[Data entries]
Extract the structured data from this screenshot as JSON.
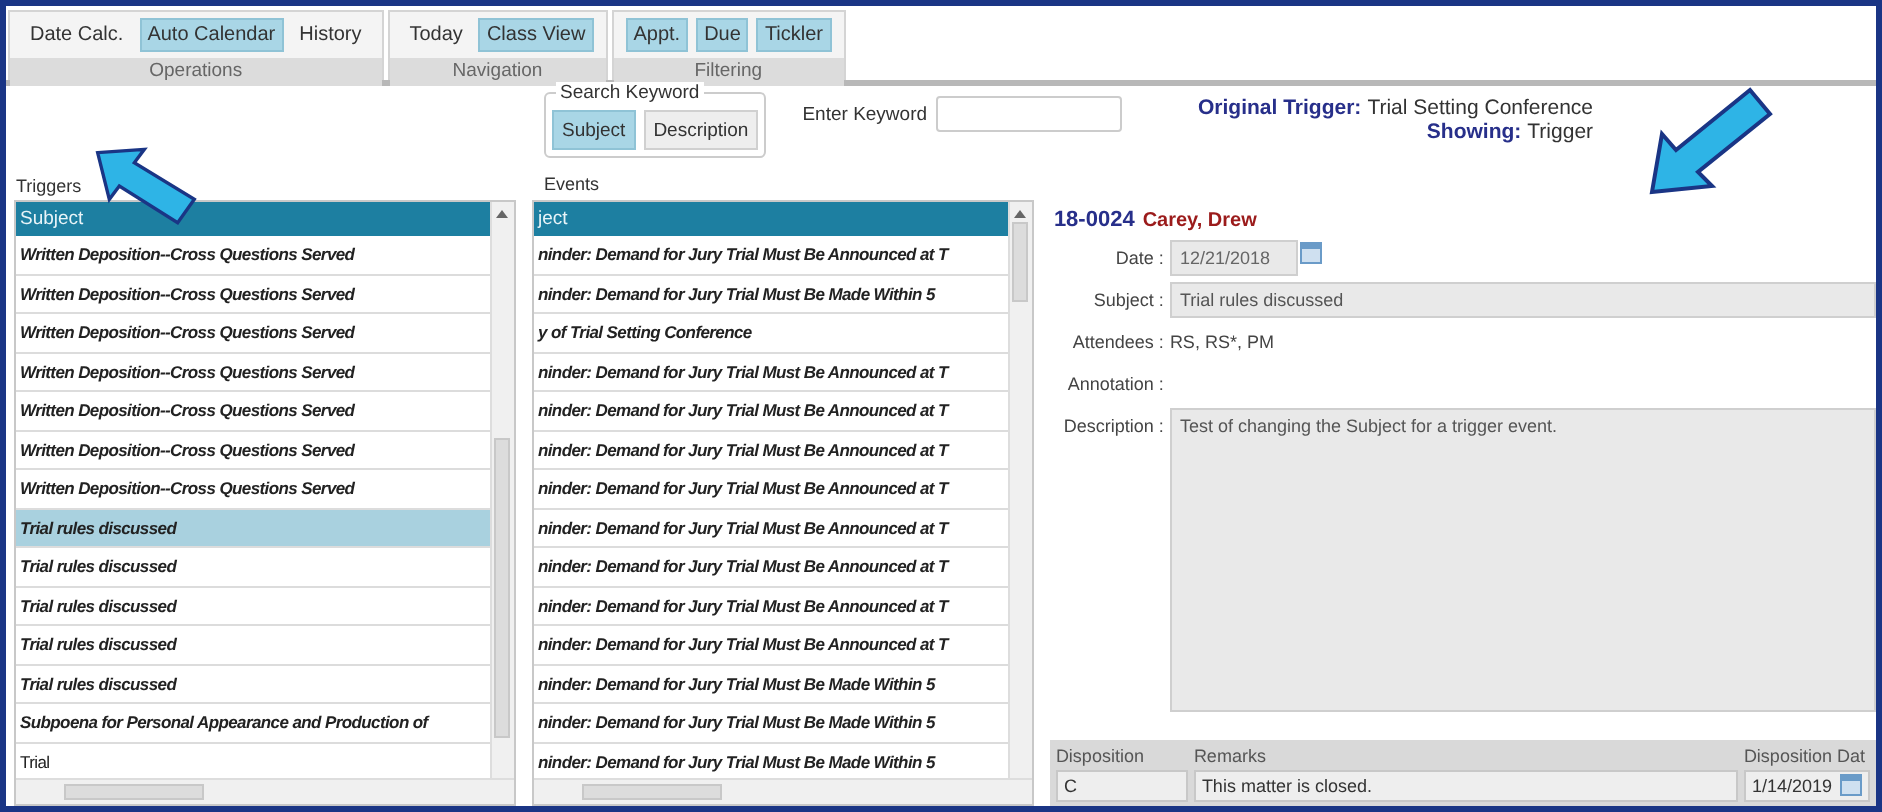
{
  "toolbar": {
    "groups": [
      {
        "label": "Operations",
        "buttons": [
          {
            "label": "Date Calc.",
            "selected": false
          },
          {
            "label": "Auto Calendar",
            "selected": true
          },
          {
            "label": "History",
            "selected": false
          }
        ]
      },
      {
        "label": "Navigation",
        "buttons": [
          {
            "label": "Today",
            "selected": false
          },
          {
            "label": "Class View",
            "selected": true
          }
        ]
      },
      {
        "label": "Filtering",
        "buttons": [
          {
            "label": "Appt.",
            "selected": true
          },
          {
            "label": "Due",
            "selected": true
          },
          {
            "label": "Tickler",
            "selected": true
          }
        ]
      }
    ]
  },
  "search": {
    "group_label": "Search Keyword",
    "options": [
      {
        "label": "Subject",
        "selected": true
      },
      {
        "label": "Description",
        "selected": false
      }
    ],
    "keyword_label": "Enter Keyword"
  },
  "info": [
    {
      "label": "Original Trigger:",
      "value": "Trial Setting Conference"
    },
    {
      "label": "Showing:",
      "value": "Trigger"
    }
  ],
  "triggers": {
    "title": "Triggers",
    "column": "Subject",
    "rows": [
      {
        "text": "Written Deposition--Cross Questions Served",
        "bold": true,
        "selected": false
      },
      {
        "text": "Written Deposition--Cross Questions Served",
        "bold": true,
        "selected": false
      },
      {
        "text": "Written Deposition--Cross Questions Served",
        "bold": true,
        "selected": false
      },
      {
        "text": "Written Deposition--Cross Questions Served",
        "bold": true,
        "selected": false
      },
      {
        "text": "Written Deposition--Cross Questions Served",
        "bold": true,
        "selected": false
      },
      {
        "text": "Written Deposition--Cross Questions Served",
        "bold": true,
        "selected": false
      },
      {
        "text": "Written Deposition--Cross Questions Served",
        "bold": true,
        "selected": false
      },
      {
        "text": "Trial rules discussed",
        "bold": true,
        "selected": true
      },
      {
        "text": "Trial rules discussed",
        "bold": true,
        "selected": false
      },
      {
        "text": "Trial rules discussed",
        "bold": true,
        "selected": false
      },
      {
        "text": "Trial rules discussed",
        "bold": true,
        "selected": false
      },
      {
        "text": "Trial rules discussed",
        "bold": true,
        "selected": false
      },
      {
        "text": "Subpoena for Personal Appearance and Production of",
        "bold": true,
        "selected": false
      },
      {
        "text": "Trial",
        "bold": false,
        "selected": false
      }
    ]
  },
  "events": {
    "title": "Events",
    "column": "ject",
    "rows": [
      {
        "text": "ninder: Demand for Jury Trial Must Be Announced at T",
        "bold": true,
        "selected": false
      },
      {
        "text": "ninder: Demand for Jury Trial Must Be Made Within 5",
        "bold": true,
        "selected": false
      },
      {
        "text": "y of Trial Setting Conference",
        "bold": true,
        "selected": false
      },
      {
        "text": "ninder: Demand for Jury Trial Must Be Announced at T",
        "bold": true,
        "selected": false
      },
      {
        "text": "ninder: Demand for Jury Trial Must Be Announced at T",
        "bold": true,
        "selected": false
      },
      {
        "text": "ninder: Demand for Jury Trial Must Be Announced at T",
        "bold": true,
        "selected": false
      },
      {
        "text": "ninder: Demand for Jury Trial Must Be Announced at T",
        "bold": true,
        "selected": false
      },
      {
        "text": "ninder: Demand for Jury Trial Must Be Announced at T",
        "bold": true,
        "selected": false
      },
      {
        "text": "ninder: Demand for Jury Trial Must Be Announced at T",
        "bold": true,
        "selected": false
      },
      {
        "text": "ninder: Demand for Jury Trial Must Be Announced at T",
        "bold": true,
        "selected": false
      },
      {
        "text": "ninder: Demand for Jury Trial Must Be Announced at T",
        "bold": true,
        "selected": false
      },
      {
        "text": "ninder: Demand for Jury Trial Must Be Made Within 5",
        "bold": true,
        "selected": false
      },
      {
        "text": "ninder: Demand for Jury Trial Must Be Made Within 5",
        "bold": true,
        "selected": false
      },
      {
        "text": "ninder: Demand for Jury Trial Must Be Made Within 5",
        "bold": true,
        "selected": false
      }
    ]
  },
  "detail": {
    "case_number": "18-0024",
    "client": "Carey, Drew",
    "fields": [
      {
        "kind": "date",
        "label": "Date :",
        "value": "12/21/2018"
      },
      {
        "kind": "input",
        "label": "Subject :",
        "value": "Trial rules discussed"
      },
      {
        "kind": "text",
        "label": "Attendees :",
        "value": "RS, RS*, PM"
      },
      {
        "kind": "text",
        "label": "Annotation :"
      },
      {
        "kind": "textarea",
        "label": "Description :",
        "value": "Test of changing the Subject for a trigger event."
      }
    ],
    "disposition": {
      "columns": [
        "Disposition",
        "Remarks",
        "Disposition Dat"
      ],
      "values": [
        "C",
        "This matter is closed.",
        "1/14/2019"
      ]
    }
  }
}
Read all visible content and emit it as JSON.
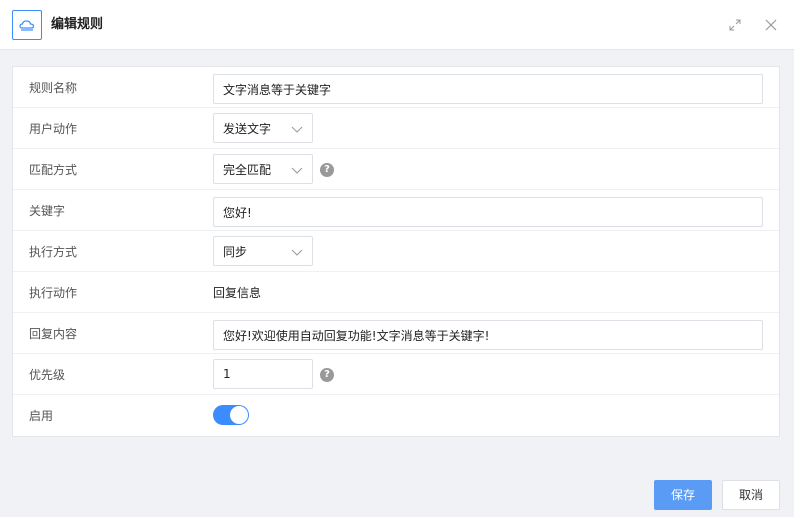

*To be done*
In the records above, locate each line with the word "kind". Copy all such lines.

*Solution to the exercise*
        "kind": "date",
        "kind": "input",
        "kind": "text",
        "kind": "text",
        "kind": "textarea",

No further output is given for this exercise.